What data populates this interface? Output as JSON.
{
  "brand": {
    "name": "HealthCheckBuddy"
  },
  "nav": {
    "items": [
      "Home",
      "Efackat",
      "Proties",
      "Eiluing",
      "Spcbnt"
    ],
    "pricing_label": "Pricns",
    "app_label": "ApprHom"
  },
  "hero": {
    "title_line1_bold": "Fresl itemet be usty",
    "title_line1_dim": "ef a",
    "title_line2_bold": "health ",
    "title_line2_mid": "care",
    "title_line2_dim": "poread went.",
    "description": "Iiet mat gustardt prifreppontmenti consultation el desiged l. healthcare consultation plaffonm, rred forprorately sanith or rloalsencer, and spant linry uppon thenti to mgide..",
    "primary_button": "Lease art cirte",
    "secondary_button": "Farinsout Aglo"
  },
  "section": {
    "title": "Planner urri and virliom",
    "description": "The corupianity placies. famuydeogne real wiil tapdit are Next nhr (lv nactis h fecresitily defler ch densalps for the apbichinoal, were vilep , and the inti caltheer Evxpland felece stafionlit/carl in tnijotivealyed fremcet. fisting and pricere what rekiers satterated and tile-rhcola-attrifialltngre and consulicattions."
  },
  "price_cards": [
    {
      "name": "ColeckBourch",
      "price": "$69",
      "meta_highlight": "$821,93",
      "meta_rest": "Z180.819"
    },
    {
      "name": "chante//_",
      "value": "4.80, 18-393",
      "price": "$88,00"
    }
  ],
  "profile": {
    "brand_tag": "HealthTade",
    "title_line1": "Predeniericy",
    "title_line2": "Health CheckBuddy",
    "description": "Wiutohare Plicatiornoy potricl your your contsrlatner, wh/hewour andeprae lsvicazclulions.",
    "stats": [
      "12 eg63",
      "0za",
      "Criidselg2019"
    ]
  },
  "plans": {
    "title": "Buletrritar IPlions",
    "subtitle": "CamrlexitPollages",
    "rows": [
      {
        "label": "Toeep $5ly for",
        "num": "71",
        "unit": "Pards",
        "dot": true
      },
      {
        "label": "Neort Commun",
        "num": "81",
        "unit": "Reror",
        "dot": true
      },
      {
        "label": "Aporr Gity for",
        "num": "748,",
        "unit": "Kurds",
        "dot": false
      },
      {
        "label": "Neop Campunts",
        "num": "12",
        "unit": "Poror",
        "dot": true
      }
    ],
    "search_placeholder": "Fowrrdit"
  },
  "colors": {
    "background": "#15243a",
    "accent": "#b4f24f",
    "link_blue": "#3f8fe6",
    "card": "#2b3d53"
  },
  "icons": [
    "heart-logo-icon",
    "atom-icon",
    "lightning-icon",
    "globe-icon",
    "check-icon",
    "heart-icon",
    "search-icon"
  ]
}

**What you are asked to do:** Examine the records and pull out every line where the string "description" occurs.

**Finished answer:**
    "description": "Iiet mat gustardt prifreppontmenti consultation el desiged l. healthcare consultation plaffonm, rred forprorately sanith or rloalsencer, and spant linry uppon thenti to mgide..",
    "description": "The corupianity placies. famuydeogne real wiil tapdit are Next nhr (lv nactis h fecresitily defler ch densalps for the apbichinoal, were vilep , and the inti caltheer Evxpland felece stafionlit/carl in tnijotivealyed fremcet. fisting and pricere what rekiers satterated and tile-rhcola-attrifialltngre and consulicattions."
    "description": "Wiutohare Plicatiornoy potricl your your contsrlatner, wh/hewour andeprae lsvicazclulions.",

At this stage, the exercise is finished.